* _What you need to do_
Leave out the pictures and repeat every record exactly.

━━━

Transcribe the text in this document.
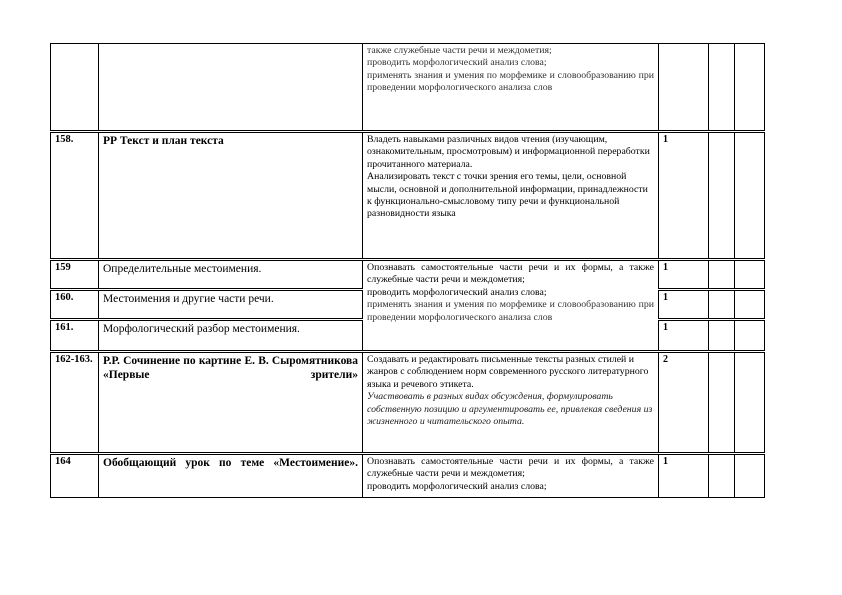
		также служебные части речи и междометия;

проводить морфологический анализ слова;

применять знания и умения по морфемике и словообразованию при проведении морфологического анализа слов			

158.	РР Текст и план текста	Владеть навыками различных видов чтения (изучающим, ознакомительным, просмотровым) и информационной переработки прочитанного материала.

Анализировать текст с точки зрения его темы, цели, основной мысли, основной и дополнительной информации, принадлежности к функционально-смысловому типу речи и функциональной разновидности языка	1		
159	Определительные местоимения.	Опознавать самостоятельные части речи и их формы, а также служебные части речи и междометия;

проводить морфологический анализ слова;

применять знания и умения по морфемике и словообразованию при проведении морфологического анализа слов	1		
160.	Местоимения и другие части речи.		1		
161.	Морфологический разбор местоимения.		1		
162-163.	Р.Р. Сочинение по картине Е. В. Сыромятникова «Первые зрители»	Создавать и редактировать письменные тексты разных стилей и жанров с соблюдением норм современного русского литературного языка и речевого этикета.

Участвовать в разных видах обсуждения, формулировать собственную позицию и аргументировать ее, привлекая сведения из жизненного и читательского опыта.	2		
164	Обобщающий урок по теме «Местоимение».	Опознавать самостоятельные части речи и их формы, а также служебные части речи и междометия;

проводить морфологический анализ слова;	1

━━━

* _Exercise result_
Transcribe the text in this document.
		также служебные части речи и междометия;

проводить морфологический анализ слова;

применять знания и умения по морфемике и словообразованию при проведении морфологического анализа слов			

158.	РР Текст и план текста	Владеть навыками различных видов чтения (изучающим, ознакомительным, просмотровым) и информационной переработки прочитанного материала.

Анализировать текст с точки зрения его темы, цели, основной мысли, основной и дополнительной информации, принадлежности к функционально-смысловому типу речи и функциональной разновидности языка	1		
159	Определительные местоимения.	Опознавать самостоятельные части речи и их формы, а также служебные части речи и междометия;

проводить морфологический анализ слова;

применять знания и умения по морфемике и словообразованию при проведении морфологического анализа слов	1		
160.	Местоимения и другие части речи.		1		
161.	Морфологический разбор местоимения.		1		
162-163.	Р.Р. Сочинение по картине Е. В. Сыромятникова «Первые зрители»	Создавать и редактировать письменные тексты разных стилей и жанров с соблюдением норм современного русского литературного языка и речевого этикета.

Участвовать в разных видах обсуждения, формулировать собственную позицию и аргументировать ее, привлекая сведения из жизненного и читательского опыта.	2		
164	Обобщающий урок по теме «Местоимение».	Опознавать самостоятельные части речи и их формы, а также служебные части речи и междометия;

проводить морфологический анализ слова;	1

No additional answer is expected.